The ascent usually takes 2 days. From Saint-Gervais-les-Bains, climbers must first reach the Nid d'Aigle, either via the Mont Blanc Tramway or by foot. From here, climbers hike to and then ascend a lateral moraine to the Tête Rousse Hut and the Tête Rousse Glacier. After crossing the Tête Rousse glacier, climbers access a short stretch of rock and immediately afterwards reach the infamous Couloir du Goûter or Grand Couloir. The 100 m-long section is protected by a steel cable, intended to be used in avalanche emergencies only.

The unstable rocks in the couloir have become infamous as more and more climbers attempt Mont Blanc up this route. In the period between 1990 and 2011, 74 people have died and 180 injured in accidents along this section. This is attributed primarily to the fragmented rocks in the area, the rising popularity of the route, and lack of technical and athletic skills. The increasingly infamous reputation of this short section and the scramble above it have also created a positive feedback loop, where climbers attempt to get through the area as rapidly as possible, in turn exacerbating existing risks. Most accidents occur when climbers slip off of unstable terrain or are hit by rockfall from above. While still risky, the vast majority of climbers make it through the section with no trouble.

Beyond the couloir, one scrambles up a crest of rock leads up to the top of the mountain face, soon reaching the former Goûter Hut (an old mountain hut) where the path increases in steepness. This section is equipped with protective steel cables, above which climbers reach the ridge of the Aiguille du Goûter at the altitude of 3817 m. From here, climbers go 200 metres to the south to find the new Goûter Hut, which opened in 2013.

Beyond this, the climb continues on straightforward, if sometimes exposed, terrain. While the most technically difficult part of the climb has concluded, climbers should be aware of increasingly hazardous weather, a highly strenuous ascent ahead of 1000 m, and the risks they face on descent.

The ascent to the summit from the Goûter Hut consists of a continuous progression on snow across the following landmarks:

- Aiguille du Goûter (3,863 m)
- Dôme du Goûter (4,304 m)
- Vallot Hut (emergency cabin, 4,362 m)
- Grande Bosse (4,513 m)
- Petite Bosse (4,547 m)
- Rocher de la Tournette (4,677 m)
- Summit of Mont Blanc (4,808 m)

The final approach typically involves walking (with crampons) on the top of an arête, ending at a flat spot that is the summit area.

==Grade==
The route is simple and requires few technical abilities, but is not to be underestimated because of exposure to objective dangers. It is also physically demanding, and may be totally exhausting to those with limited athletic ability. Additionally, there are the risks of hypothermia and frostbite. Above the Aiguille du Goûter, altitude sickness occurs frequently with climbers regardless of skill and the only remedy is descending to the valley if possible.

In the International French adjectival alpine system (IFAS), which evaluates the overall difficulty, this route is generally classified as a "PD" (peu difficile) or "PD-/PD+".
+ + +
◆ Task brief
Can you return, word for word, the part of the Mont Blanc route description from "Beyond the couloir, one" to "opened in 2013."?
+ + +
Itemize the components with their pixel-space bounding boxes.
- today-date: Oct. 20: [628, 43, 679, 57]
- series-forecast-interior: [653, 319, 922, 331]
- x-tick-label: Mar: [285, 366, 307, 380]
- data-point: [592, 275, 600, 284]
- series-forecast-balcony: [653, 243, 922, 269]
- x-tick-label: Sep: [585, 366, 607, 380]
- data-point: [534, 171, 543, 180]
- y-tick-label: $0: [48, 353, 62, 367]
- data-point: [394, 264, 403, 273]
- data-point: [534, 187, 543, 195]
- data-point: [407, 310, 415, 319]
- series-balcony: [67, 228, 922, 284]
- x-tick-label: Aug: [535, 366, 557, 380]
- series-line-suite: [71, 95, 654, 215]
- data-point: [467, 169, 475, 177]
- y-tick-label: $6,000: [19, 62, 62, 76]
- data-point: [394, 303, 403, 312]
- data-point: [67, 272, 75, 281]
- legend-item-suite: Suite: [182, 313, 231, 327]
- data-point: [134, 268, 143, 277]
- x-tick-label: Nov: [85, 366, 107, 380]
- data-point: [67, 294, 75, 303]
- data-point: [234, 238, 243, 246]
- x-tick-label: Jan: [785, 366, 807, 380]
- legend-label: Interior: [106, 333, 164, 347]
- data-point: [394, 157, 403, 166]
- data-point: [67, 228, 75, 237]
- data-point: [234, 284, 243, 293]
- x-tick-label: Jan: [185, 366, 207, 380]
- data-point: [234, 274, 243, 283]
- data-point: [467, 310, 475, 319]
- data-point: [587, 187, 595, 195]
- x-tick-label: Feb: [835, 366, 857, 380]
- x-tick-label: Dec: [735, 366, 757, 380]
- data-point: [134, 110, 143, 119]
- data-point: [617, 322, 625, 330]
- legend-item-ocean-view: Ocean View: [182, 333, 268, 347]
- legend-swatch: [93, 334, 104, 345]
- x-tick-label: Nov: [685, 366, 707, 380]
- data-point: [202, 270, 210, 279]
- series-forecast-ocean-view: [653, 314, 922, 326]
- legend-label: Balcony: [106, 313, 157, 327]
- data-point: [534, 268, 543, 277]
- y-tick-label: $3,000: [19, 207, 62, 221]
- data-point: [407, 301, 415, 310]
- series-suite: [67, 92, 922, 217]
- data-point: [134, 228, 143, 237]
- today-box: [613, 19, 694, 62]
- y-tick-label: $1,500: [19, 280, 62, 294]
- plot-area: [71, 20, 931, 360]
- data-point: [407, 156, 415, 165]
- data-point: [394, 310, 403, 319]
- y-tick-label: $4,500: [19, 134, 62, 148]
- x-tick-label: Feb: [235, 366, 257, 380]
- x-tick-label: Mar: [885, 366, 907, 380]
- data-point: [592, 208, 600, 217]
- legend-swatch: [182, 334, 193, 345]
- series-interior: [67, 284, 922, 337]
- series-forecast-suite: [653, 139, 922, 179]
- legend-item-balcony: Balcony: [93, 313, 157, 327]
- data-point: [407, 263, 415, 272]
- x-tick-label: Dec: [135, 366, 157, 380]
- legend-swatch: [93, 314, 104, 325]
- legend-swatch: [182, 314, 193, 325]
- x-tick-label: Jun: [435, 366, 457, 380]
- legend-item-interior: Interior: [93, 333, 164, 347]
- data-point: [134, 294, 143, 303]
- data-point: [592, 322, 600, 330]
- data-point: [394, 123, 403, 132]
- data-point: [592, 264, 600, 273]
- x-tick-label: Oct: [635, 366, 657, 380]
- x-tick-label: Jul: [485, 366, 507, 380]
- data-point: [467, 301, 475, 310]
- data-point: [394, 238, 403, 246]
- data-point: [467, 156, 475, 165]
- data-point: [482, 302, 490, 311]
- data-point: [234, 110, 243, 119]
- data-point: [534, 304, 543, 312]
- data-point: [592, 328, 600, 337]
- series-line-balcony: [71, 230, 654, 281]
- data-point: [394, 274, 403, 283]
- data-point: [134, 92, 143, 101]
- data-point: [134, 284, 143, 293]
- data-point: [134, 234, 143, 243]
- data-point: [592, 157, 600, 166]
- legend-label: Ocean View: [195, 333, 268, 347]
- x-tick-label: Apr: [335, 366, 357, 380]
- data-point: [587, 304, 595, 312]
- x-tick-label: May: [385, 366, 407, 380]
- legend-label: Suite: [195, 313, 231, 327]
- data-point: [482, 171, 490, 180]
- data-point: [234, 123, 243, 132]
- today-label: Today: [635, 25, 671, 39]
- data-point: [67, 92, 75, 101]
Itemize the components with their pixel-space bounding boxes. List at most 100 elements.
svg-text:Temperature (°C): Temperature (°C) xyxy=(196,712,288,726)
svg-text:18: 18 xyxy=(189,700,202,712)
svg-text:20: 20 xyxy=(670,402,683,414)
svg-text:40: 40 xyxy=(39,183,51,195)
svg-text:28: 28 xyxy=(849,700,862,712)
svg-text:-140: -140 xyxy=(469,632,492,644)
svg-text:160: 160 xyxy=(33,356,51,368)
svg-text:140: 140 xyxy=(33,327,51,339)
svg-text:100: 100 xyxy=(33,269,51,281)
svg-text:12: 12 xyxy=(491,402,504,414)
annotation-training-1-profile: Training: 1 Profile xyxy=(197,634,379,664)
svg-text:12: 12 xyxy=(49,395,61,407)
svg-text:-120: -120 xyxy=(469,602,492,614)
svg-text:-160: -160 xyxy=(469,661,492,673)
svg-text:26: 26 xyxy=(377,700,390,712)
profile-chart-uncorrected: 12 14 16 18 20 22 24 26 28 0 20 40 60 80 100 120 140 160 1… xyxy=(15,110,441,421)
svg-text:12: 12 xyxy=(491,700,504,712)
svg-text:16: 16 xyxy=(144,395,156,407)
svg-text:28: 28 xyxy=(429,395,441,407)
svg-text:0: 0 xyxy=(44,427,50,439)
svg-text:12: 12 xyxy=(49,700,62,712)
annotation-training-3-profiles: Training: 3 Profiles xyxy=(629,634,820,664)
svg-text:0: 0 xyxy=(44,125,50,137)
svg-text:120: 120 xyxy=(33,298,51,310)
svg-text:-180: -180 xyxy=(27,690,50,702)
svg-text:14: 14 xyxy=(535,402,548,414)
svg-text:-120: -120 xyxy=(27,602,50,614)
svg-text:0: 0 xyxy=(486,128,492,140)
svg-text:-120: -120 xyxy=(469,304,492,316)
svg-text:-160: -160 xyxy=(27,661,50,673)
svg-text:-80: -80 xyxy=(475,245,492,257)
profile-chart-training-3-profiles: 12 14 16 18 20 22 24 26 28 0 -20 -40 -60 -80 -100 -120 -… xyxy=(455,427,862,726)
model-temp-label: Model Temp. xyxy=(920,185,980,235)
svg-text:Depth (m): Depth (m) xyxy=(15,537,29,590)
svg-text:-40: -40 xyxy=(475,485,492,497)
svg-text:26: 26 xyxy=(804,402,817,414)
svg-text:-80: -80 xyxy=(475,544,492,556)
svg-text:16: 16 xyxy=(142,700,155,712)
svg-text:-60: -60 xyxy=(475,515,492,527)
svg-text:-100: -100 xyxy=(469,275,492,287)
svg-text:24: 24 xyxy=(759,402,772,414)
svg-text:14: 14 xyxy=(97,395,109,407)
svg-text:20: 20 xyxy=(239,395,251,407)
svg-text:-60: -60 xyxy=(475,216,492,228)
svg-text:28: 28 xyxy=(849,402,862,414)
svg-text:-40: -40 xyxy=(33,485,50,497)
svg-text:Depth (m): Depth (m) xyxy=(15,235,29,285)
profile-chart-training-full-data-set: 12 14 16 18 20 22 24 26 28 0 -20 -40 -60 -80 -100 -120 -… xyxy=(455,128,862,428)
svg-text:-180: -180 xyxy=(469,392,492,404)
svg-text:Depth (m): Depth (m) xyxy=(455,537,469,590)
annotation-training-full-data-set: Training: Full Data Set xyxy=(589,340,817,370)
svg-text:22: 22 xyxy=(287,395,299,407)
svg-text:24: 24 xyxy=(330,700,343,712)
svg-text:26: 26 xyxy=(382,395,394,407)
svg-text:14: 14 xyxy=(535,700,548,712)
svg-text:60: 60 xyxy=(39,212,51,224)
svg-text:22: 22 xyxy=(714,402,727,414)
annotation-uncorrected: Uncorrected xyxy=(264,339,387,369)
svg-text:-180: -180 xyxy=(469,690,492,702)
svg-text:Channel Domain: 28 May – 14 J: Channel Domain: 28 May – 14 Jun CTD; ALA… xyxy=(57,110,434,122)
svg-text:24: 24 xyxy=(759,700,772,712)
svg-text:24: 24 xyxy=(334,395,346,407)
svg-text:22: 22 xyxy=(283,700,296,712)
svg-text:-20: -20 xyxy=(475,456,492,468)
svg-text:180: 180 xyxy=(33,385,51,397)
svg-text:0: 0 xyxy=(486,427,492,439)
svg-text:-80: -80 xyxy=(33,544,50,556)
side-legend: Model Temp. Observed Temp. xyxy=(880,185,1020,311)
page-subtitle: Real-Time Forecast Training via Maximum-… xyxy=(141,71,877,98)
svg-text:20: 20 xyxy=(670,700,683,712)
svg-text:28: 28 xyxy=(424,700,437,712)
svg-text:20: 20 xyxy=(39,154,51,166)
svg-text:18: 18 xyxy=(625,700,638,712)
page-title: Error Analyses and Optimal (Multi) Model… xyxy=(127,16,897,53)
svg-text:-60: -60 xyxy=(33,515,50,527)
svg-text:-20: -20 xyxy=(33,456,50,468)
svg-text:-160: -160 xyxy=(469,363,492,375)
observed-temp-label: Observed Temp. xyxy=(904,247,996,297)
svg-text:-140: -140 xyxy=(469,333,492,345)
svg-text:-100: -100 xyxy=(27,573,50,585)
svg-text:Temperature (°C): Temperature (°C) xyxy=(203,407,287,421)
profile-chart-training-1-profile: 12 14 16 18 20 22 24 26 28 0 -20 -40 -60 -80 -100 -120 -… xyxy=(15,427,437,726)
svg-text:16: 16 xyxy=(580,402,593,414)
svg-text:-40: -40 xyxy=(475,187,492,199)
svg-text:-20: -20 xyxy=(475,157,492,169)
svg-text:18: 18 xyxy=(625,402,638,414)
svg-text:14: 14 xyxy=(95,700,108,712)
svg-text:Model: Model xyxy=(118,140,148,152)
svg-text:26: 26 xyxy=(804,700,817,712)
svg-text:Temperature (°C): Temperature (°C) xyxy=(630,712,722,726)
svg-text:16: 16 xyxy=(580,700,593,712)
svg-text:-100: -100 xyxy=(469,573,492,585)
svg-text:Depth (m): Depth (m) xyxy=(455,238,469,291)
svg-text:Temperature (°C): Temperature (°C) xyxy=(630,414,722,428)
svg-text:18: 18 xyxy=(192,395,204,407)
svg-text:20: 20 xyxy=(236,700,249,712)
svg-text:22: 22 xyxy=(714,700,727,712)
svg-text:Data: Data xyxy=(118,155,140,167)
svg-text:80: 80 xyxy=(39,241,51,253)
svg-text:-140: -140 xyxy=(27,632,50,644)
+ + +
◆ Exercise answer
Beyond the couloir, one scrambles up a crest of rock leads up to the top of the mountain face, soon reaching the former Goûter Hut (an old mountain hut) where the path increases in steepness. This section is equipped with protective steel cables, above which climbers reach the ridge of the Aiguille du Goûter at the altitude of 3817 m. From here, climbers go 200 metres to the south to find the new Goûter Hut, which opened in 2013.